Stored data
..............................

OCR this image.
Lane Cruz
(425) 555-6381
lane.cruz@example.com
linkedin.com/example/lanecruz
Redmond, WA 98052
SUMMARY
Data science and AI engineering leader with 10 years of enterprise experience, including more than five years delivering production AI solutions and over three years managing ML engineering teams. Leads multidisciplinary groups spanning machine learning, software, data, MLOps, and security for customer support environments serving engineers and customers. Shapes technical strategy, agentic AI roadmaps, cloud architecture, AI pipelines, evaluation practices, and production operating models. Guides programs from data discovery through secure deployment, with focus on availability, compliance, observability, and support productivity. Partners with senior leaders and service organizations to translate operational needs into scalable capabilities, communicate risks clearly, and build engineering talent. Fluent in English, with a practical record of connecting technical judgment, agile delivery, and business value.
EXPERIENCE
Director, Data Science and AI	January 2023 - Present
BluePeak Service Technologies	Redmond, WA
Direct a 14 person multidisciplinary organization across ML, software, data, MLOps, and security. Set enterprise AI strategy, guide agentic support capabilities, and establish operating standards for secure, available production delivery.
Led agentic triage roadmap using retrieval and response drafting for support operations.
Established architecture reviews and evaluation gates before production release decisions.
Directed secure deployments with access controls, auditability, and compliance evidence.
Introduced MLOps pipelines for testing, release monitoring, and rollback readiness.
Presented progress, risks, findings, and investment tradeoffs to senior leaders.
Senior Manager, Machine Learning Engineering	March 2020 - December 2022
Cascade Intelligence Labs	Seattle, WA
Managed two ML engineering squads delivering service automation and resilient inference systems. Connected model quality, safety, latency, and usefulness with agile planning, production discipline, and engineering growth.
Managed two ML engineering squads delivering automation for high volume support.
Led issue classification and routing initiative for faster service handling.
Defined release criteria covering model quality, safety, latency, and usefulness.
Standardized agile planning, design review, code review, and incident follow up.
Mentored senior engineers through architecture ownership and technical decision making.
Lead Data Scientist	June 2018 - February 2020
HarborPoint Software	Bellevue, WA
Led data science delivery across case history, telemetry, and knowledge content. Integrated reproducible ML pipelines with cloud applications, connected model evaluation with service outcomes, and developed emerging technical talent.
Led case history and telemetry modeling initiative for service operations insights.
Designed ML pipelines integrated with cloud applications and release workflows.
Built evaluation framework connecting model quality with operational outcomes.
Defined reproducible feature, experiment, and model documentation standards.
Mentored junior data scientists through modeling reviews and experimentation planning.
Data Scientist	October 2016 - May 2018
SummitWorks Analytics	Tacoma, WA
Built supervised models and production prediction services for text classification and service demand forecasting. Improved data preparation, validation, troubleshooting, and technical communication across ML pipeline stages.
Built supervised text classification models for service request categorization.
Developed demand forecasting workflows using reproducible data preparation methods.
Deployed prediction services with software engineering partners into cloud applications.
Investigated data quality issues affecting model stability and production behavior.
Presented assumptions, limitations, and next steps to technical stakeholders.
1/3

..............................

*TASK PROMPT*:
Write all of the records out again exactly.

*WRITTEN ANSWER*:
OCR this image.
Lane Cruz
(425) 555-6381
lane.cruz@example.com
linkedin.com/example/lanecruz
Redmond, WA 98052
SUMMARY
Data science and AI engineering leader with 10 years of enterprise experience, including more than five years delivering production AI solutions and over three years managing ML engineering teams. Leads multidisciplinary groups spanning machine learning, software, data, MLOps, and security for customer support environments serving engineers and customers. Shapes technical strategy, agentic AI roadmaps, cloud architecture, AI pipelines, evaluation practices, and production operating models. Guides programs from data discovery through secure deployment, with focus on availability, compliance, observability, and support productivity. Partners with senior leaders and service organizations to translate operational needs into scalable capabilities, communicate risks clearly, and build engineering talent. Fluent in English, with a practical record of connecting technical judgment, agile delivery, and business value.
EXPERIENCE
Director, Data Science and AI	January 2023 - Present
BluePeak Service Technologies	Redmond, WA
Direct a 14 person multidisciplinary organization across ML, software, data, MLOps, and security. Set enterprise AI strategy, guide agentic support capabilities, and establish operating standards for secure, available production delivery.
Led agentic triage roadmap using retrieval and response drafting for support operations.
Established architecture reviews and evaluation gates before production release decisions.
Directed secure deployments with access controls, auditability, and compliance evidence.
Introduced MLOps pipelines for testing, release monitoring, and rollback readiness.
Presented progress, risks, findings, and investment tradeoffs to senior leaders.
Senior Manager, Machine Learning Engineering	March 2020 - December 2022
Cascade Intelligence Labs	Seattle, WA
Managed two ML engineering squads delivering service automation and resilient inference systems. Connected model quality, safety, latency, and usefulness with agile planning, production discipline, and engineering growth.
Managed two ML engineering squads delivering automation for high volume support.
Led issue classification and routing initiative for faster service handling.
Defined release criteria covering model quality, safety, latency, and usefulness.
Standardized agile planning, design review, code review, and incident follow up.
Mentored senior engineers through architecture ownership and technical decision making.
Lead Data Scientist	June 2018 - February 2020
HarborPoint Software	Bellevue, WA
Led data science delivery across case history, telemetry, and knowledge content. Integrated reproducible ML pipelines with cloud applications, connected model evaluation with service outcomes, and developed emerging technical talent.
Led case history and telemetry modeling initiative for service operations insights.
Designed ML pipelines integrated with cloud applications and release workflows.
Built evaluation framework connecting model quality with operational outcomes.
Defined reproducible feature, experiment, and model documentation standards.
Mentored junior data scientists through modeling reviews and experimentation planning.
Data Scientist	October 2016 - May 2018
SummitWorks Analytics	Tacoma, WA
Built supervised models and production prediction services for text classification and service demand forecasting. Improved data preparation, validation, troubleshooting, and technical communication across ML pipeline stages.
Built supervised text classification models for service request categorization.
Developed demand forecasting workflows using reproducible data preparation methods.
Deployed prediction services with software engineering partners into cloud applications.
Investigated data quality issues affecting model stability and production behavior.
Presented assumptions, limitations, and next steps to technical stakeholders.
1/3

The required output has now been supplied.